→ What you will do: Restate all of the entries exactly, dropping any pictures they hold.

++++ Information given ++++

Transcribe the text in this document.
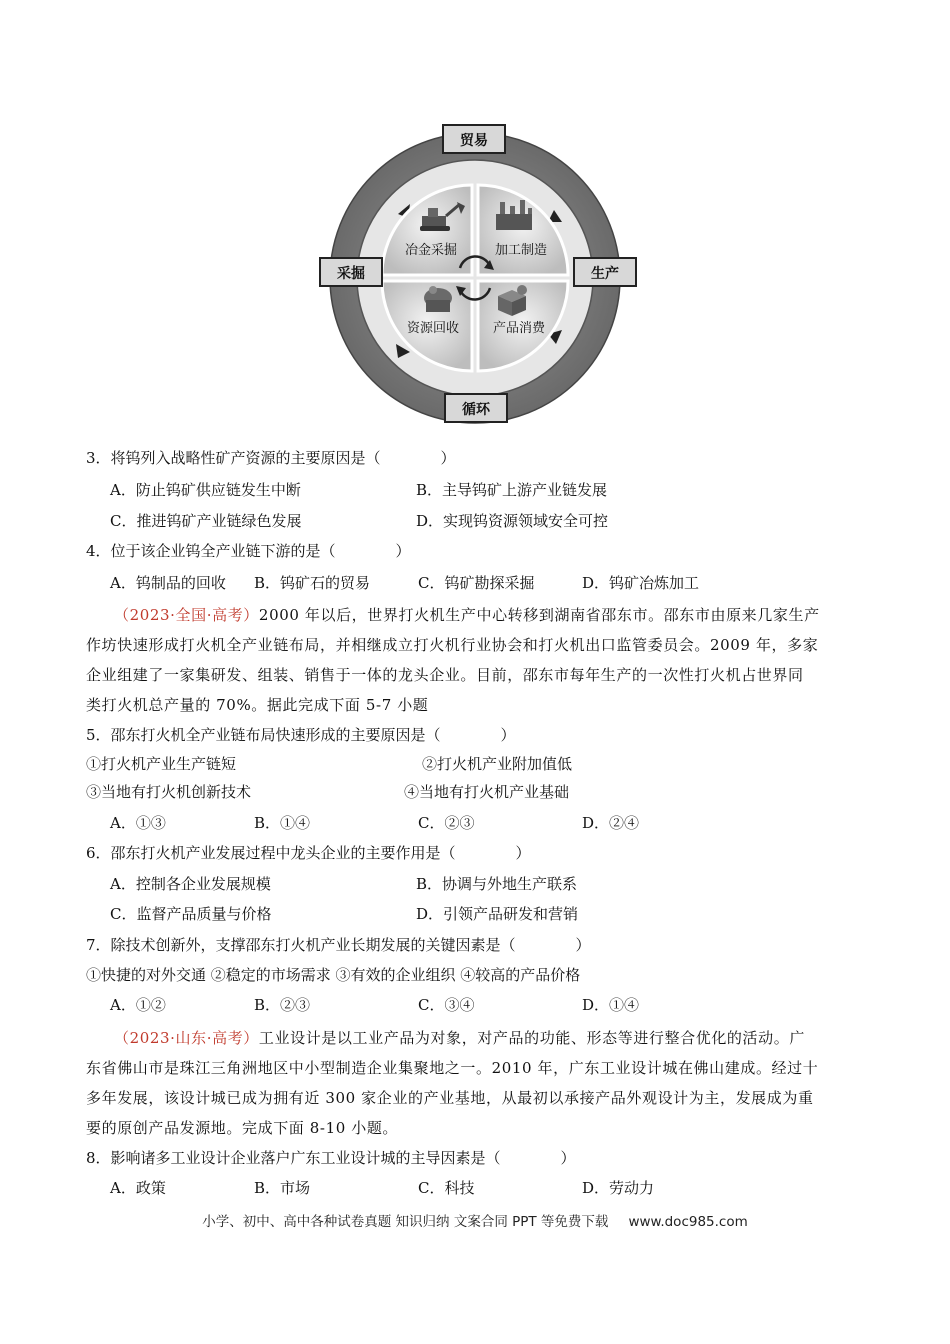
冶金采掘	加工制造
资源回收	产品消费
贸易
采掘	生产
循环
3．将钨列入战略性矿产资源的主要原因是（　　　　）
A．防止钨矿供应链发生中断	B．主导钨矿上游产业链发展
C．推进钨矿产业链绿色发展	D．实现钨资源领域安全可控
4．位于该企业钨全产业链下游的是（　　　　）
A．钨制品的回收 B．钨矿石的贸易	C．钨矿勘探采掘	D．钨矿冶炼加工
（2023·全国·高考）2000 年以后，世界打火机生产中心转移到湖南省邵东市。邵东市由原来几家生产
作坊快速形成打火机全产业链布局，并相继成立打火机行业协会和打火机出口监管委员会。2009 年，多家
企业组建了一家集研发、组装、销售于一体的龙头企业。目前，邵东市每年生产的一次性打火机占世界同
类打火机总产量的 70%。据此完成下面 5-7 小题
5．邵东打火机全产业链布局快速形成的主要原因是（　　　　）
①打火机产业生产链短	②打火机产业附加值低
③当地有打火机创新技术	④当地有打火机产业基础
A．①③	B．①④	C．②③	D．②④
6．邵东打火机产业发展过程中龙头企业的主要作用是（　　　　）
A．控制各企业发展规模	B．协调与外地生产联系
C．监督产品质量与价格	D．引领产品研发和营销
7．除技术创新外，支撑邵东打火机产业长期发展的关键因素是（　　　　）
①快捷的对外交通 ②稳定的市场需求 ③有效的企业组织 ④较高的产品价格
A．①②	B．②③	C．③④	D．①④
（2023·山东·高考）工业设计是以工业产品为对象，对产品的功能、形态等进行整合优化的活动。广
东省佛山市是珠江三角洲地区中小型制造企业集聚地之一。2010 年，广东工业设计城在佛山建成。经过十
多年发展，该设计城已成为拥有近 300 家企业的产业基地，从最初以承接产品外观设计为主，发展成为重
要的原创产品发源地。完成下面 8-10 小题。
8．影响诸多工业设计企业落户广东工业设计城的主导因素是（　　　　）
A．政策	B．市场	C．科技	D．劳动力
小学、初中、高中各种试卷真题 知识归纳 文案合同 PPT 等免费下载 www.doc985.com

++++

→ Final result:
Transcribe the text in this document.
冶金采掘	加工制造
资源回收	产品消费
贸易
采掘	生产
循环
3．将钨列入战略性矿产资源的主要原因是（　　　　）
A．防止钨矿供应链发生中断	B．主导钨矿上游产业链发展
C．推进钨矿产业链绿色发展	D．实现钨资源领域安全可控
4．位于该企业钨全产业链下游的是（　　　　）
A．钨制品的回收 B．钨矿石的贸易	C．钨矿勘探采掘	D．钨矿冶炼加工
（2023·全国·高考）2000 年以后，世界打火机生产中心转移到湖南省邵东市。邵东市由原来几家生产
作坊快速形成打火机全产业链布局，并相继成立打火机行业协会和打火机出口监管委员会。2009 年，多家
企业组建了一家集研发、组装、销售于一体的龙头企业。目前，邵东市每年生产的一次性打火机占世界同
类打火机总产量的 70%。据此完成下面 5-7 小题
5．邵东打火机全产业链布局快速形成的主要原因是（　　　　）
①打火机产业生产链短	②打火机产业附加值低
③当地有打火机创新技术	④当地有打火机产业基础
A．①③	B．①④	C．②③	D．②④
6．邵东打火机产业发展过程中龙头企业的主要作用是（　　　　）
A．控制各企业发展规模	B．协调与外地生产联系
C．监督产品质量与价格	D．引领产品研发和营销
7．除技术创新外，支撑邵东打火机产业长期发展的关键因素是（　　　　）
①快捷的对外交通 ②稳定的市场需求 ③有效的企业组织 ④较高的产品价格
A．①②	B．②③	C．③④	D．①④
（2023·山东·高考）工业设计是以工业产品为对象，对产品的功能、形态等进行整合优化的活动。广
东省佛山市是珠江三角洲地区中小型制造企业集聚地之一。2010 年，广东工业设计城在佛山建成。经过十
多年发展，该设计城已成为拥有近 300 家企业的产业基地，从最初以承接产品外观设计为主，发展成为重
要的原创产品发源地。完成下面 8-10 小题。
8．影响诸多工业设计企业落户广东工业设计城的主导因素是（　　　　）
A．政策	B．市场	C．科技	D．劳动力
小学、初中、高中各种试卷真题 知识归纳 文案合同 PPT 等免费下载 www.doc985.com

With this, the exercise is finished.